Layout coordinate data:
* * * * * * *

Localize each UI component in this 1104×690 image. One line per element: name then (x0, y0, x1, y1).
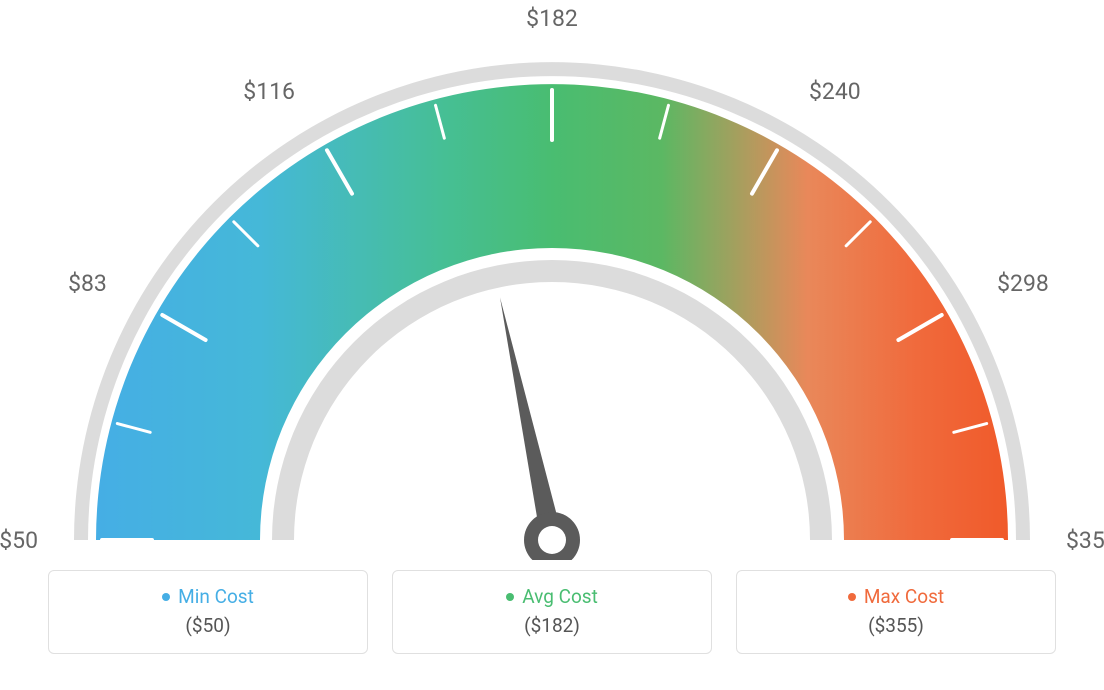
gauge-chart: $50 $83 $116 $182 $240 $298 $355 (0, 0, 1104, 560)
legend-card-max: Max Cost ($355) (736, 570, 1056, 654)
legend-title-max: Max Cost (848, 585, 944, 608)
legend-title-min: Min Cost (162, 585, 254, 608)
needle-hub-inner (538, 526, 566, 554)
legend-card-min: Min Cost ($50) (48, 570, 368, 654)
tick-label: $298 (997, 270, 1049, 297)
legend-row: Min Cost ($50) Avg Cost ($182) Max Cost … (0, 570, 1104, 654)
dot-icon (162, 593, 170, 601)
legend-card-avg: Avg Cost ($182) (392, 570, 712, 654)
legend-label: Avg Cost (522, 585, 598, 608)
gauge-svg: $50 $83 $116 $182 $240 $298 $355 (0, 0, 1104, 560)
color-arc (96, 84, 1008, 540)
tick-label: $116 (243, 78, 295, 105)
tick-label: $83 (68, 270, 107, 297)
tick-label: $355 (1066, 527, 1104, 554)
legend-value: ($50) (67, 614, 349, 637)
legend-title-avg: Avg Cost (506, 585, 598, 608)
legend-value: ($355) (755, 614, 1037, 637)
needle (500, 298, 563, 543)
legend-label: Min Cost (178, 585, 254, 608)
legend-value: ($182) (411, 614, 693, 637)
tick-label: $182 (526, 5, 578, 32)
dot-icon (506, 593, 514, 601)
legend-label: Max Cost (864, 585, 944, 608)
tick-label: $50 (0, 527, 38, 554)
tick-label: $240 (809, 78, 861, 105)
dot-icon (848, 593, 856, 601)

* * * * * * *

* STATED EXERCISE:
Print every one of these entries again word for word, without the pictures.

* CORRECT ANSWER:
Localize each UI component in this 1104×690 image. One line per element: name then (x0, y0, x1, y1).
gauge-chart: $50 $83 $116 $182 $240 $298 $355 (0, 0, 1104, 560)
legend-card-max: Max Cost ($355) (736, 570, 1056, 654)
legend-title-max: Max Cost (848, 585, 944, 608)
legend-title-min: Min Cost (162, 585, 254, 608)
needle-hub-inner (538, 526, 566, 554)
legend-card-min: Min Cost ($50) (48, 570, 368, 654)
tick-label: $298 (997, 270, 1049, 297)
legend-row: Min Cost ($50) Avg Cost ($182) Max Cost … (0, 570, 1104, 654)
dot-icon (162, 593, 170, 601)
legend-card-avg: Avg Cost ($182) (392, 570, 712, 654)
legend-label: Avg Cost (522, 585, 598, 608)
gauge-svg: $50 $83 $116 $182 $240 $298 $355 (0, 0, 1104, 560)
color-arc (96, 84, 1008, 540)
tick-label: $116 (243, 78, 295, 105)
tick-label: $83 (68, 270, 107, 297)
tick-label: $355 (1066, 527, 1104, 554)
legend-value: ($50) (67, 614, 349, 637)
legend-title-avg: Avg Cost (506, 585, 598, 608)
legend-value: ($355) (755, 614, 1037, 637)
needle (500, 298, 563, 543)
legend-label: Min Cost (178, 585, 254, 608)
legend-value: ($182) (411, 614, 693, 637)
tick-label: $182 (526, 5, 578, 32)
dot-icon (506, 593, 514, 601)
legend-label: Max Cost (864, 585, 944, 608)
tick-label: $50 (0, 527, 38, 554)
tick-label: $240 (809, 78, 861, 105)
dot-icon (848, 593, 856, 601)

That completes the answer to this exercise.